[Exercise]
Copy all lines that contain the word "second".

Data excerpts:

+===+

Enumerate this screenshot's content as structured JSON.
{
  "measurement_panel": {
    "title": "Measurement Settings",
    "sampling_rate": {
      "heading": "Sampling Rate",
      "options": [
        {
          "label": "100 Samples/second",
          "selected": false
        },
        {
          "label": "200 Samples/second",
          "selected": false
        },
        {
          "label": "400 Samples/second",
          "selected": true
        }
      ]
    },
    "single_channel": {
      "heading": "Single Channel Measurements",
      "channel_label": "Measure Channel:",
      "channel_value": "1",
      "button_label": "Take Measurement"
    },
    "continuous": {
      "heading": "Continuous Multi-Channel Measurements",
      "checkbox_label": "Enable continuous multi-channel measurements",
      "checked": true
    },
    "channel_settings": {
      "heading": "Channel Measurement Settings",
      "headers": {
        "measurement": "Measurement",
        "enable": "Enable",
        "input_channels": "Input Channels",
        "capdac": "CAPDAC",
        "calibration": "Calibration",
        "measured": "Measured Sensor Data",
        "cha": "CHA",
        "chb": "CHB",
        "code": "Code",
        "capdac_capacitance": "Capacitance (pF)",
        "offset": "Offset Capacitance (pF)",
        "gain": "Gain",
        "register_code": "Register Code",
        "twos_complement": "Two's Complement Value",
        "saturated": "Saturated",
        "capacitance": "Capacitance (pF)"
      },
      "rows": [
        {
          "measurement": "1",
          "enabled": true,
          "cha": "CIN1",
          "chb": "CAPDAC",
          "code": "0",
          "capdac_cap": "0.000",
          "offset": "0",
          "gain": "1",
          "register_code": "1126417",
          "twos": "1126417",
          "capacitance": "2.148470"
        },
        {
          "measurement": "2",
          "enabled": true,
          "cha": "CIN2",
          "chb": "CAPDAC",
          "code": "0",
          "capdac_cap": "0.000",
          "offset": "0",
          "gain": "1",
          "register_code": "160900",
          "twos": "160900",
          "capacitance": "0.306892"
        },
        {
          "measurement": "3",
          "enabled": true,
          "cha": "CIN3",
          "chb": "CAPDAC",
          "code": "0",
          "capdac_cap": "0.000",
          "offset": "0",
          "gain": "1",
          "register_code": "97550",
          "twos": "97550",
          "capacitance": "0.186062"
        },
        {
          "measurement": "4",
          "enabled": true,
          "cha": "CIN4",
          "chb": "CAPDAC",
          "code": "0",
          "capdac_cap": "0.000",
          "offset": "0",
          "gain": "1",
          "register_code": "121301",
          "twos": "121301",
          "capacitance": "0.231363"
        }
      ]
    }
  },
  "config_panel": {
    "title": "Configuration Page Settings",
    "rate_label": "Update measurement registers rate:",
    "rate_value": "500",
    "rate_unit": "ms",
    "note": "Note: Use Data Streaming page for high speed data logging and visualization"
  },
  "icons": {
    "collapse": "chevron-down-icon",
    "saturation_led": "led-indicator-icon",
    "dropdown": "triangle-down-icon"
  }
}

+===+

[Expected output]
          "label": "100 Samples/second",
          "label": "200 Samples/second",
          "label": "400 Samples/second",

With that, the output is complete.